## Your objective
Quote each line of the material verbatim, without the pictures.

** Begin Material supplied **

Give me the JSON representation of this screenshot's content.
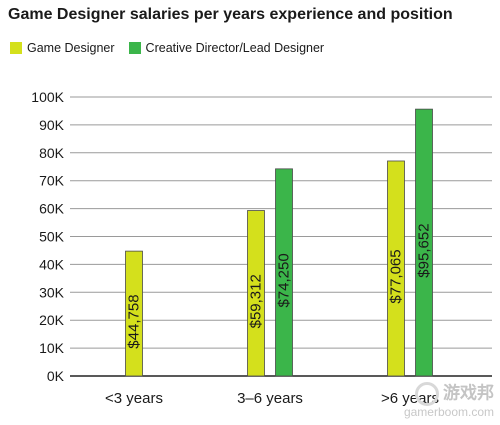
{
  "chart_data": {
    "type": "bar",
    "title": "Game Designer salaries per years experience and position",
    "categories": [
      "<3 years",
      "3–6 years",
      ">6 years"
    ],
    "series": [
      {
        "name": "Game Designer",
        "color": "#d4e01c",
        "values": [
          44758,
          59312,
          77065
        ],
        "labels": [
          "$44,758",
          "$59,312",
          "$77,065"
        ]
      },
      {
        "name": "Creative Director/Lead Designer",
        "color": "#3bb54a",
        "values": [
          null,
          74250,
          95652
        ],
        "labels": [
          null,
          "$74,250",
          "$95,652"
        ]
      }
    ],
    "yticks": [
      "0K",
      "10K",
      "20K",
      "30K",
      "40K",
      "50K",
      "60K",
      "70K",
      "80K",
      "90K",
      "100K"
    ],
    "ylim": [
      0,
      100000
    ],
    "grid": "horizontal",
    "legend_position": "top-left",
    "xlabel": "",
    "ylabel": ""
  },
  "watermark": {
    "name": "游戏邦",
    "url": "gamerboom.com"
  }
}
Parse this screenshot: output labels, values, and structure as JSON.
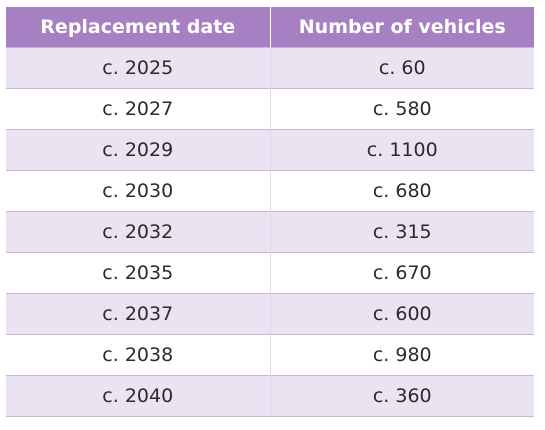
{
  "colors": {
    "header_bg": "#a77fc3",
    "row_shade": "#ebe2f2",
    "row_plain": "#ffffff"
  },
  "table": {
    "headers": [
      "Replacement date",
      "Number of vehicles"
    ],
    "rows": [
      [
        "c. 2025",
        "c. 60"
      ],
      [
        "c. 2027",
        "c. 580"
      ],
      [
        "c. 2029",
        "c. 1100"
      ],
      [
        "c. 2030",
        "c. 680"
      ],
      [
        "c. 2032",
        "c. 315"
      ],
      [
        "c. 2035",
        "c. 670"
      ],
      [
        "c. 2037",
        "c. 600"
      ],
      [
        "c. 2038",
        "c. 980"
      ],
      [
        "c. 2040",
        "c. 360"
      ]
    ]
  }
}
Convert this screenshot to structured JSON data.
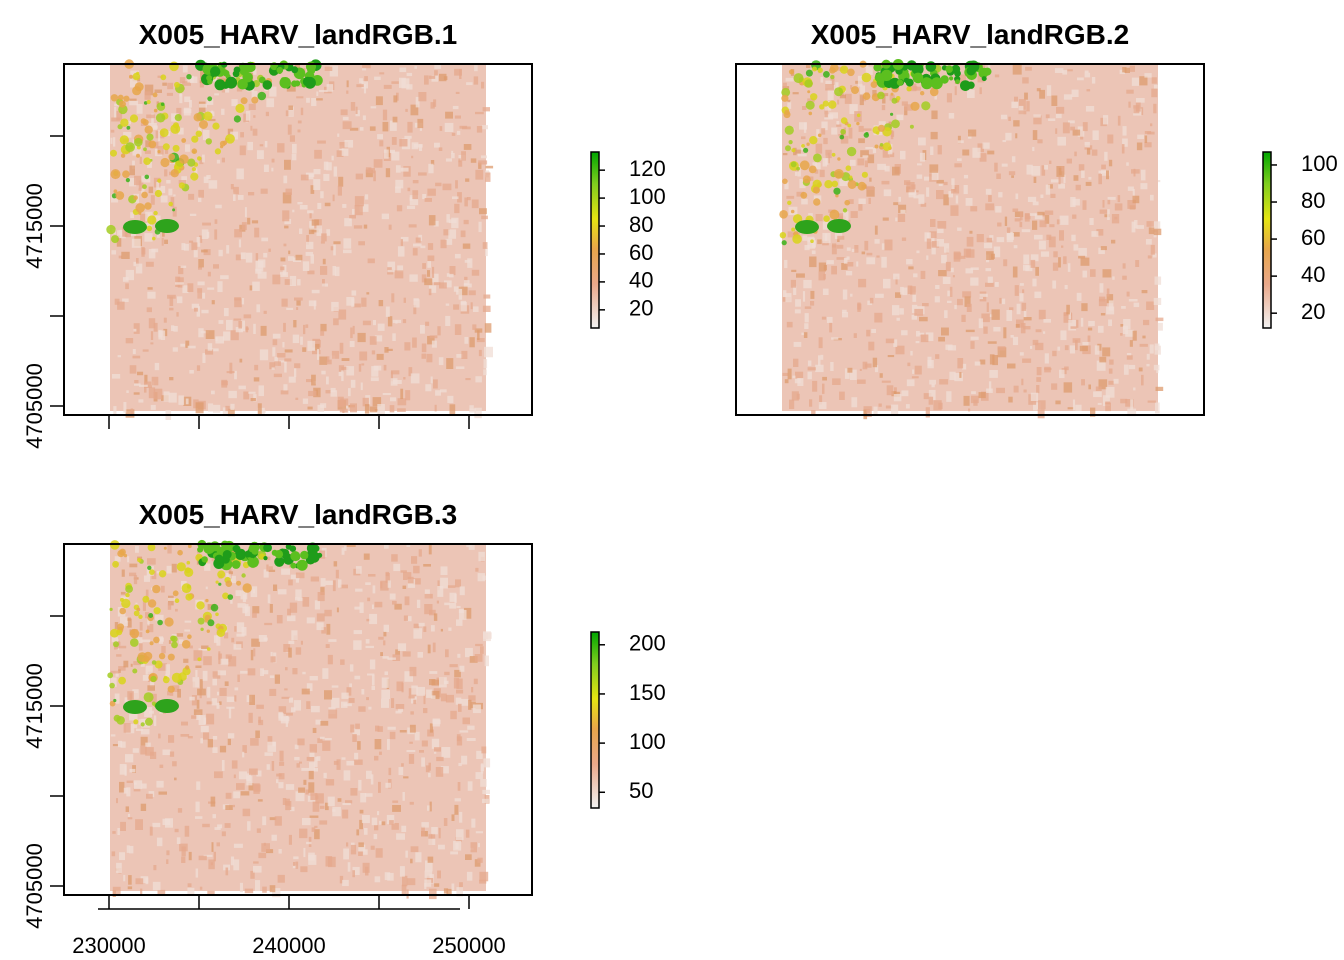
{
  "chart_data": [
    {
      "type": "heatmap",
      "title": "X005_HARV_landRGB.1",
      "xlabel": "",
      "ylabel": "",
      "x_ticks": [
        "230000",
        "240000",
        "250000"
      ],
      "y_tick_labels": [
        "4705000",
        "4715000"
      ],
      "y_ticks": [
        4705000,
        4710000,
        4715000,
        4720000
      ],
      "x_axis_labels_shown": false,
      "legend": {
        "labels": [
          "20",
          "40",
          "60",
          "80",
          "100",
          "120"
        ],
        "values": [
          20,
          40,
          60,
          80,
          100,
          120
        ],
        "range": [
          7,
          133
        ],
        "colors": [
          "#f2f2f2",
          "#eaa88a",
          "#e8a64a",
          "#e6e512",
          "#7fcd1e",
          "#00a600"
        ],
        "placement": "right"
      }
    },
    {
      "type": "heatmap",
      "title": "X005_HARV_landRGB.2",
      "xlabel": "",
      "ylabel": "",
      "x_ticks": [],
      "y_tick_labels": [],
      "y_ticks": [],
      "x_axis_labels_shown": false,
      "legend": {
        "labels": [
          "20",
          "40",
          "60",
          "80",
          "100"
        ],
        "values": [
          20,
          40,
          60,
          80,
          100
        ],
        "range": [
          12,
          107
        ],
        "colors": [
          "#f2f2f2",
          "#eaa88a",
          "#e8a64a",
          "#e6e512",
          "#7fcd1e",
          "#00a600"
        ],
        "placement": "right"
      }
    },
    {
      "type": "heatmap",
      "title": "X005_HARV_landRGB.3",
      "xlabel": "",
      "ylabel": "",
      "x_ticks": [
        "230000",
        "240000",
        "250000"
      ],
      "y_tick_labels": [
        "4705000",
        "4715000"
      ],
      "y_ticks": [
        4705000,
        4710000,
        4715000,
        4720000
      ],
      "x_axis_labels_shown": true,
      "legend": {
        "labels": [
          "50",
          "100",
          "150",
          "200"
        ],
        "values": [
          50,
          100,
          150,
          200
        ],
        "range": [
          34,
          213
        ],
        "colors": [
          "#f2f2f2",
          "#eaa88a",
          "#e8a64a",
          "#e6e512",
          "#7fcd1e",
          "#00a600"
        ],
        "placement": "right"
      }
    }
  ]
}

** End Material supplied **

## Worked solution
Give me the JSON representation of this screenshot's content.
{
  "chart_data": {
    "type": "bar",
    "title": "Game Designer salaries per years experience and position",
    "categories": [
      "<3 years",
      "3–6 years",
      ">6 years"
    ],
    "series": [
      {
        "name": "Game Designer",
        "color": "#d4e01c",
        "values": [
          44758,
          59312,
          77065
        ],
        "labels": [
          "$44,758",
          "$59,312",
          "$77,065"
        ]
      },
      {
        "name": "Creative Director/Lead Designer",
        "color": "#3bb54a",
        "values": [
          null,
          74250,
          95652
        ],
        "labels": [
          null,
          "$74,250",
          "$95,652"
        ]
      }
    ],
    "yticks": [
      "0K",
      "10K",
      "20K",
      "30K",
      "40K",
      "50K",
      "60K",
      "70K",
      "80K",
      "90K",
      "100K"
    ],
    "ylim": [
      0,
      100000
    ],
    "grid": "horizontal",
    "legend_position": "top-left",
    "xlabel": "",
    "ylabel": ""
  },
  "watermark": {
    "name": "游戏邦",
    "url": "gamerboom.com"
  }
}
Parse this screenshot: output labels, values, and structure as JSON.
{
  "colors": {
    "header_bg": "#a77fc3",
    "row_shade": "#ebe2f2",
    "row_plain": "#ffffff"
  },
  "table": {
    "headers": [
      "Replacement date",
      "Number of vehicles"
    ],
    "rows": [
      [
        "c. 2025",
        "c. 60"
      ],
      [
        "c. 2027",
        "c. 580"
      ],
      [
        "c. 2029",
        "c. 1100"
      ],
      [
        "c. 2030",
        "c. 680"
      ],
      [
        "c. 2032",
        "c. 315"
      ],
      [
        "c. 2035",
        "c. 670"
      ],
      [
        "c. 2037",
        "c. 600"
      ],
      [
        "c. 2038",
        "c. 980"
      ],
      [
        "c. 2040",
        "c. 360"
      ]
    ]
  }
}
Convert this screenshot to structured JSON data.
{
  "chart_data": [
    {
      "type": "heatmap",
      "title": "X005_HARV_landRGB.1",
      "xlabel": "",
      "ylabel": "",
      "x_ticks": [
        "230000",
        "240000",
        "250000"
      ],
      "y_tick_labels": [
        "4705000",
        "4715000"
      ],
      "y_ticks": [
        4705000,
        4710000,
        4715000,
        4720000
      ],
      "x_axis_labels_shown": false,
      "legend": {
        "labels": [
          "20",
          "40",
          "60",
          "80",
          "100",
          "120"
        ],
        "values": [
          20,
          40,
          60,
          80,
          100,
          120
        ],
        "range": [
          7,
          133
        ],
        "colors": [
          "#f2f2f2",
          "#eaa88a",
          "#e8a64a",
          "#e6e512",
          "#7fcd1e",
          "#00a600"
        ],
        "placement": "right"
      }
    },
    {
      "type": "heatmap",
      "title": "X005_HARV_landRGB.2",
      "xlabel": "",
      "ylabel": "",
      "x_ticks": [],
      "y_tick_labels": [],
      "y_ticks": [],
      "x_axis_labels_shown": false,
      "legend": {
        "labels": [
          "20",
          "40",
          "60",
          "80",
          "100"
        ],
        "values": [
          20,
          40,
          60,
          80,
          100
        ],
        "range": [
          12,
          107
        ],
        "colors": [
          "#f2f2f2",
          "#eaa88a",
          "#e8a64a",
          "#e6e512",
          "#7fcd1e",
          "#00a600"
        ],
        "placement": "right"
      }
    },
    {
      "type": "heatmap",
      "title": "X005_HARV_landRGB.3",
      "xlabel": "",
      "ylabel": "",
      "x_ticks": [
        "230000",
        "240000",
        "250000"
      ],
      "y_tick_labels": [
        "4705000",
        "4715000"
      ],
      "y_ticks": [
        4705000,
        4710000,
        4715000,
        4720000
      ],
      "x_axis_labels_shown": true,
      "legend": {
        "labels": [
          "50",
          "100",
          "150",
          "200"
        ],
        "values": [
          50,
          100,
          150,
          200
        ],
        "range": [
          34,
          213
        ],
        "colors": [
          "#f2f2f2",
          "#eaa88a",
          "#e8a64a",
          "#e6e512",
          "#7fcd1e",
          "#00a600"
        ],
        "placement": "right"
      }
    }
  ]
}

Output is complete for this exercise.